- **What to produce**
Quote the listing below word for word, from its first line through the line that contains "The pivoting flap 15 is at (385, 306).", including both of those lines.

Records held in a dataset

---

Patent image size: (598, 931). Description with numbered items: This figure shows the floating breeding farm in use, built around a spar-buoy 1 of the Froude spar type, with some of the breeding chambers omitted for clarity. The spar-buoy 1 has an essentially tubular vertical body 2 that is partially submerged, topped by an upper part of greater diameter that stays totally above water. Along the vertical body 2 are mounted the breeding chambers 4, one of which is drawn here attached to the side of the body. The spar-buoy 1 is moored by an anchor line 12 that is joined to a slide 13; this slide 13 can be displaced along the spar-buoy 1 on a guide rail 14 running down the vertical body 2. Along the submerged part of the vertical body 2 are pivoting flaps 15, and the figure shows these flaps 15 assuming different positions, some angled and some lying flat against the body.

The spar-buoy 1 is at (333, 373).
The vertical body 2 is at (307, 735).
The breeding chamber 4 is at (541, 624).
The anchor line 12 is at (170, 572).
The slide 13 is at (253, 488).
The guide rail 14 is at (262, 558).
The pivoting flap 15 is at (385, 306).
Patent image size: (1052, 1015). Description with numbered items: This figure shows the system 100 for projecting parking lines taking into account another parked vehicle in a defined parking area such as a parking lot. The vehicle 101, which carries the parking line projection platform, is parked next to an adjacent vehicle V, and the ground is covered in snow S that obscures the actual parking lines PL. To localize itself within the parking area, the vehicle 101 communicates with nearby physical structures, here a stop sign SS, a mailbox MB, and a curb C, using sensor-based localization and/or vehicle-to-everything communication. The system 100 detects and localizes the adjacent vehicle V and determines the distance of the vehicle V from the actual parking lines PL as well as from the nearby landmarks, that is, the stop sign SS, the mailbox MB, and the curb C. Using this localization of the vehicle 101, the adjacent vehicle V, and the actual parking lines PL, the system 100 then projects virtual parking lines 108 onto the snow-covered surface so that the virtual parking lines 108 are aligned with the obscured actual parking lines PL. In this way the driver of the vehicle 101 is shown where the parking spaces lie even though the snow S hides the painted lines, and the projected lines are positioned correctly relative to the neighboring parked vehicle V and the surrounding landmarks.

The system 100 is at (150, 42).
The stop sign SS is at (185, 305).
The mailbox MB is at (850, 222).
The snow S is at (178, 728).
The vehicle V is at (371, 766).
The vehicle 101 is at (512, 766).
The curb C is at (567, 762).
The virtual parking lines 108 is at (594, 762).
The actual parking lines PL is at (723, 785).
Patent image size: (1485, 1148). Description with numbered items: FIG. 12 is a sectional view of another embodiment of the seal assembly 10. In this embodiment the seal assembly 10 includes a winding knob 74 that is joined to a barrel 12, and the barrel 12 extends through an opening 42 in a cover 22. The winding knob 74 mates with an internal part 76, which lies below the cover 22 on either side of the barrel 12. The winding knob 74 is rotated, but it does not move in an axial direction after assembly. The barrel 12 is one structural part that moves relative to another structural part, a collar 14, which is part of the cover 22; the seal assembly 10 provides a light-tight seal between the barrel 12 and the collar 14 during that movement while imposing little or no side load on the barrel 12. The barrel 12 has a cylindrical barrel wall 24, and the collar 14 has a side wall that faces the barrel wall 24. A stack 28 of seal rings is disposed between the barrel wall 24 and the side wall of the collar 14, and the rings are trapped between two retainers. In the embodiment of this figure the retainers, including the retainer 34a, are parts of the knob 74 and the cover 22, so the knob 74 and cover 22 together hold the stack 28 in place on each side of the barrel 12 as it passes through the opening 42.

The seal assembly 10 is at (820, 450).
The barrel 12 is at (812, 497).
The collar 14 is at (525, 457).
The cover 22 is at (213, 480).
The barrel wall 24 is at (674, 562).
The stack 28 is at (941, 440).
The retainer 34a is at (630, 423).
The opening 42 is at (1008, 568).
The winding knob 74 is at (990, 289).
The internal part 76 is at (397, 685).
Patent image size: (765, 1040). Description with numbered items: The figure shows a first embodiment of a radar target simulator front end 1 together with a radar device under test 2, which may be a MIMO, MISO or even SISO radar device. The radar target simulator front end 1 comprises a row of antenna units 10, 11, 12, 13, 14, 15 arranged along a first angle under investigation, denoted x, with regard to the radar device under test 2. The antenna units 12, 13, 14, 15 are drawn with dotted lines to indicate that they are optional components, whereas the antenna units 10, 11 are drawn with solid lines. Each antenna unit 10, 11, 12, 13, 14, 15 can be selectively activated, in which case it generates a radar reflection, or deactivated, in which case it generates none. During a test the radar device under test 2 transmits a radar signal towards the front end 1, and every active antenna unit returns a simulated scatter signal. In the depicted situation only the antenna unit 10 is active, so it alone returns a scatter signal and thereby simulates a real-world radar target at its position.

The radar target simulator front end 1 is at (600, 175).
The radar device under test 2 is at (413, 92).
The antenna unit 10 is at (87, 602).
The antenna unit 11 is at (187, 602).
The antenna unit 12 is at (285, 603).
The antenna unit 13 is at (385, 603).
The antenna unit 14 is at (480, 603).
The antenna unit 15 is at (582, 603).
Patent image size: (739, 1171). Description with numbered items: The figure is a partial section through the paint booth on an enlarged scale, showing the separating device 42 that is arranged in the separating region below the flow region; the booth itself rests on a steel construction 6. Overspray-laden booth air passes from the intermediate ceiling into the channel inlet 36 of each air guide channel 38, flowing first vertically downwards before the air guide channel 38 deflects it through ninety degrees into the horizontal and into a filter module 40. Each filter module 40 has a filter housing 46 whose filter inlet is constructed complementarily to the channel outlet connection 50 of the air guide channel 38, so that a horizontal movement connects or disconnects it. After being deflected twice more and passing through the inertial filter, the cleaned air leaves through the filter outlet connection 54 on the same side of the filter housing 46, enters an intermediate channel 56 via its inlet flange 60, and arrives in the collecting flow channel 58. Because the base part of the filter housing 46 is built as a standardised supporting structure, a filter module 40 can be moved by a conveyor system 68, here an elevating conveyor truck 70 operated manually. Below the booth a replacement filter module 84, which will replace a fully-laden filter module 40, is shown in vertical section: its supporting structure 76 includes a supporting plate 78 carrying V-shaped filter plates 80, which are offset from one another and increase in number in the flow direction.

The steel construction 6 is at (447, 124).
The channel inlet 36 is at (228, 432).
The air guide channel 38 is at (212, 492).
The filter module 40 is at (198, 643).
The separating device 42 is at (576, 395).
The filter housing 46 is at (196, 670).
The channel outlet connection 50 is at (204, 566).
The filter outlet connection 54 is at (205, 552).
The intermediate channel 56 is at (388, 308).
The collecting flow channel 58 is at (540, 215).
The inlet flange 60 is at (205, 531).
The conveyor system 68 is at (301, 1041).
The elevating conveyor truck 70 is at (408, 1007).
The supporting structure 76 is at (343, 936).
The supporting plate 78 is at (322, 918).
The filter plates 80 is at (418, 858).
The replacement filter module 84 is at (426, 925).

---

- **Result for this task**
Patent image size: (598, 931). Description with numbered items: This figure shows the floating breeding farm in use, built around a spar-buoy 1 of the Froude spar type, with some of the breeding chambers omitted for clarity. The spar-buoy 1 has an essentially tubular vertical body 2 that is partially submerged, topped by an upper part of greater diameter that stays totally above water. Along the vertical body 2 are mounted the breeding chambers 4, one of which is drawn here attached to the side of the body. The spar-buoy 1 is moored by an anchor line 12 that is joined to a slide 13; this slide 13 can be displaced along the spar-buoy 1 on a guide rail 14 running down the vertical body 2. Along the submerged part of the vertical body 2 are pivoting flaps 15, and the figure shows these flaps 15 assuming different positions, some angled and some lying flat against the body.

The spar-buoy 1 is at (333, 373).
The vertical body 2 is at (307, 735).
The breeding chamber 4 is at (541, 624).
The anchor line 12 is at (170, 572).
The slide 13 is at (253, 488).
The guide rail 14 is at (262, 558).
The pivoting flap 15 is at (385, 306).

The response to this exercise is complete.